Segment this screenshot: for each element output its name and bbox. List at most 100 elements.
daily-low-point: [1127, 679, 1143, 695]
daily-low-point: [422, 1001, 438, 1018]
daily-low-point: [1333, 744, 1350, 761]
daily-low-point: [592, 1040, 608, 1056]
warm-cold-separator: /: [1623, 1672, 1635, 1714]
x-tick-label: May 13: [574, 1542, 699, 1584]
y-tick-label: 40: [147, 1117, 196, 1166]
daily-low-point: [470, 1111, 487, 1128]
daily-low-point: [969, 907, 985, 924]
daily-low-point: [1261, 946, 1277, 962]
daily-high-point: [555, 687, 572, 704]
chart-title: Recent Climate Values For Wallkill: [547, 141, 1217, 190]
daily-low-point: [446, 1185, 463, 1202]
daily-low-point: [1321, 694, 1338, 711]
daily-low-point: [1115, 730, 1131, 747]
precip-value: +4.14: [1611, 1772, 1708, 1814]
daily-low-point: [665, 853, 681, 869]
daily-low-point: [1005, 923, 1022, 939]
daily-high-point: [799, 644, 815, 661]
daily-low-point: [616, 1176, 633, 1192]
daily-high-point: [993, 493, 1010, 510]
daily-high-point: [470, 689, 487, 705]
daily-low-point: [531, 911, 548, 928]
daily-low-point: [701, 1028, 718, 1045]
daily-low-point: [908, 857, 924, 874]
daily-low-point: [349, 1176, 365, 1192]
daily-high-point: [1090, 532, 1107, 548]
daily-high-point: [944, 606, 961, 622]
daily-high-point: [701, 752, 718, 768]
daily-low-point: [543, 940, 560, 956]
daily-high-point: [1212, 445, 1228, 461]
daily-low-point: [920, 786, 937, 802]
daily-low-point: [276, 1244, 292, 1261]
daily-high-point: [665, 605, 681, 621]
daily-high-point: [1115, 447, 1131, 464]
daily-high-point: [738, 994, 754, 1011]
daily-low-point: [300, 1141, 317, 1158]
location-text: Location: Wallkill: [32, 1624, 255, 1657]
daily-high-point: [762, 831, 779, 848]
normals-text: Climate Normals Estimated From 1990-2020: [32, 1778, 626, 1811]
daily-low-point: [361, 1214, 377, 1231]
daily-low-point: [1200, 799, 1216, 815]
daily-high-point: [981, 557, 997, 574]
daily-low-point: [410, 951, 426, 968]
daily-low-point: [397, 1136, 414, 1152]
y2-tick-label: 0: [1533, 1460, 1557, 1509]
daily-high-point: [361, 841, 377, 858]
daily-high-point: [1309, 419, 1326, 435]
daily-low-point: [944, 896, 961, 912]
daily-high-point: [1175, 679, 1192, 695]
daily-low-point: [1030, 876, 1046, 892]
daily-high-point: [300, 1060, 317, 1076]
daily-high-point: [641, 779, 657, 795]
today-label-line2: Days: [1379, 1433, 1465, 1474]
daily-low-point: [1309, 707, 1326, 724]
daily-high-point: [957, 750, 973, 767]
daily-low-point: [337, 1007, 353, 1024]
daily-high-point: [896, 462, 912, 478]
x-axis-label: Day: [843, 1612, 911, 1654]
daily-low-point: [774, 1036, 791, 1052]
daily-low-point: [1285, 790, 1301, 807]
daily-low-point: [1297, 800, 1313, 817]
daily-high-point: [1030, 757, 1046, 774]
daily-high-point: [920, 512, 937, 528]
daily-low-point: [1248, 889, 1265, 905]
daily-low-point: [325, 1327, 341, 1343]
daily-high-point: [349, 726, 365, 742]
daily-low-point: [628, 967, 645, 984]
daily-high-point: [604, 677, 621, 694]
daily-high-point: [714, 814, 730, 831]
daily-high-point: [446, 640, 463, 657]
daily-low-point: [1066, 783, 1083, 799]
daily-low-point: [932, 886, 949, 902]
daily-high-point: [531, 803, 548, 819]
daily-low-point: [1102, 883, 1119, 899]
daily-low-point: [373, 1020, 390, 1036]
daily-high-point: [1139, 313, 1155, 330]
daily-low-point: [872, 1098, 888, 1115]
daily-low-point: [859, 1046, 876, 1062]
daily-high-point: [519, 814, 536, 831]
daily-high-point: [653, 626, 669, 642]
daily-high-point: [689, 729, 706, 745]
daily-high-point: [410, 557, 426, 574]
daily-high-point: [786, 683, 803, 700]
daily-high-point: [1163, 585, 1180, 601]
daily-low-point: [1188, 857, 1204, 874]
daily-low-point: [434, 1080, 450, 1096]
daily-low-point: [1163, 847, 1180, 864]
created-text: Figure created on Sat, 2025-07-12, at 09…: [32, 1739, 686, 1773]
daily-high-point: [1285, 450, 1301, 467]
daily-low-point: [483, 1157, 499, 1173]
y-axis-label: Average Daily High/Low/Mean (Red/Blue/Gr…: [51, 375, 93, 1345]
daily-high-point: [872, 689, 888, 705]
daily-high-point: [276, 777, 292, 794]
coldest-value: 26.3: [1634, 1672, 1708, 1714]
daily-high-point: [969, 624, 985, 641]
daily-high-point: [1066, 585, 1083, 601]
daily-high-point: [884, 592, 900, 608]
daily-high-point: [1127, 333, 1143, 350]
□ □ □
- Your instructions:
Output every line of the records above verbatim, with nothing changed.

- Solution for this exercise:
Segment this screenshot: for each element output its name and bbox. List at most 100 elements.
daily-low-point: [1127, 679, 1143, 695]
daily-low-point: [422, 1001, 438, 1018]
daily-low-point: [1333, 744, 1350, 761]
daily-low-point: [592, 1040, 608, 1056]
warm-cold-separator: /: [1623, 1672, 1635, 1714]
x-tick-label: May 13: [574, 1542, 699, 1584]
y-tick-label: 40: [147, 1117, 196, 1166]
daily-low-point: [470, 1111, 487, 1128]
daily-low-point: [969, 907, 985, 924]
daily-low-point: [1261, 946, 1277, 962]
daily-high-point: [555, 687, 572, 704]
chart-title: Recent Climate Values For Wallkill: [547, 141, 1217, 190]
daily-low-point: [446, 1185, 463, 1202]
daily-low-point: [1321, 694, 1338, 711]
daily-low-point: [1115, 730, 1131, 747]
precip-value: +4.14: [1611, 1772, 1708, 1814]
daily-low-point: [665, 853, 681, 869]
daily-low-point: [1005, 923, 1022, 939]
daily-high-point: [799, 644, 815, 661]
daily-low-point: [616, 1176, 633, 1192]
daily-high-point: [993, 493, 1010, 510]
daily-high-point: [470, 689, 487, 705]
daily-low-point: [531, 911, 548, 928]
daily-low-point: [701, 1028, 718, 1045]
daily-low-point: [908, 857, 924, 874]
daily-low-point: [349, 1176, 365, 1192]
daily-high-point: [1090, 532, 1107, 548]
daily-high-point: [944, 606, 961, 622]
daily-high-point: [701, 752, 718, 768]
daily-low-point: [543, 940, 560, 956]
daily-high-point: [1212, 445, 1228, 461]
daily-low-point: [920, 786, 937, 802]
daily-low-point: [276, 1244, 292, 1261]
daily-high-point: [665, 605, 681, 621]
daily-high-point: [1115, 447, 1131, 464]
daily-high-point: [738, 994, 754, 1011]
daily-low-point: [300, 1141, 317, 1158]
location-text: Location: Wallkill: [32, 1624, 255, 1657]
daily-high-point: [762, 831, 779, 848]
normals-text: Climate Normals Estimated From 1990-2020: [32, 1778, 626, 1811]
daily-low-point: [361, 1214, 377, 1231]
daily-low-point: [1200, 799, 1216, 815]
daily-high-point: [981, 557, 997, 574]
daily-low-point: [410, 951, 426, 968]
daily-low-point: [397, 1136, 414, 1152]
y2-tick-label: 0: [1533, 1460, 1557, 1509]
daily-high-point: [361, 841, 377, 858]
daily-high-point: [1309, 419, 1326, 435]
daily-low-point: [944, 896, 961, 912]
daily-high-point: [1175, 679, 1192, 695]
daily-low-point: [1030, 876, 1046, 892]
daily-high-point: [300, 1060, 317, 1076]
daily-high-point: [641, 779, 657, 795]
today-label-line2: Days: [1379, 1433, 1465, 1474]
daily-low-point: [1309, 707, 1326, 724]
daily-high-point: [957, 750, 973, 767]
daily-low-point: [337, 1007, 353, 1024]
daily-high-point: [896, 462, 912, 478]
x-axis-label: Day: [843, 1612, 911, 1654]
daily-low-point: [774, 1036, 791, 1052]
daily-low-point: [1285, 790, 1301, 807]
daily-low-point: [1297, 800, 1313, 817]
daily-high-point: [1030, 757, 1046, 774]
daily-high-point: [920, 512, 937, 528]
daily-low-point: [1248, 889, 1265, 905]
daily-low-point: [325, 1327, 341, 1343]
daily-high-point: [349, 726, 365, 742]
daily-low-point: [628, 967, 645, 984]
daily-high-point: [604, 677, 621, 694]
daily-high-point: [714, 814, 730, 831]
daily-high-point: [446, 640, 463, 657]
daily-low-point: [1066, 783, 1083, 799]
daily-low-point: [932, 886, 949, 902]
daily-high-point: [531, 803, 548, 819]
daily-low-point: [1102, 883, 1119, 899]
daily-low-point: [373, 1020, 390, 1036]
daily-high-point: [1139, 313, 1155, 330]
daily-low-point: [872, 1098, 888, 1115]
daily-low-point: [859, 1046, 876, 1062]
daily-high-point: [519, 814, 536, 831]
daily-high-point: [653, 626, 669, 642]
daily-high-point: [689, 729, 706, 745]
daily-high-point: [410, 557, 426, 574]
daily-high-point: [786, 683, 803, 700]
daily-high-point: [1163, 585, 1180, 601]
daily-low-point: [1188, 857, 1204, 874]
daily-low-point: [434, 1080, 450, 1096]
daily-low-point: [1163, 847, 1180, 864]
created-text: Figure created on Sat, 2025-07-12, at 09…: [32, 1739, 686, 1773]
daily-high-point: [1285, 450, 1301, 467]
daily-low-point: [483, 1157, 499, 1173]
y-axis-label: Average Daily High/Low/Mean (Red/Blue/Gr…: [51, 375, 93, 1345]
daily-high-point: [872, 689, 888, 705]
daily-high-point: [276, 777, 292, 794]
coldest-value: 26.3: [1634, 1672, 1708, 1714]
daily-high-point: [969, 624, 985, 641]
daily-high-point: [1066, 585, 1083, 601]
daily-high-point: [884, 592, 900, 608]
daily-high-point: [1127, 333, 1143, 350]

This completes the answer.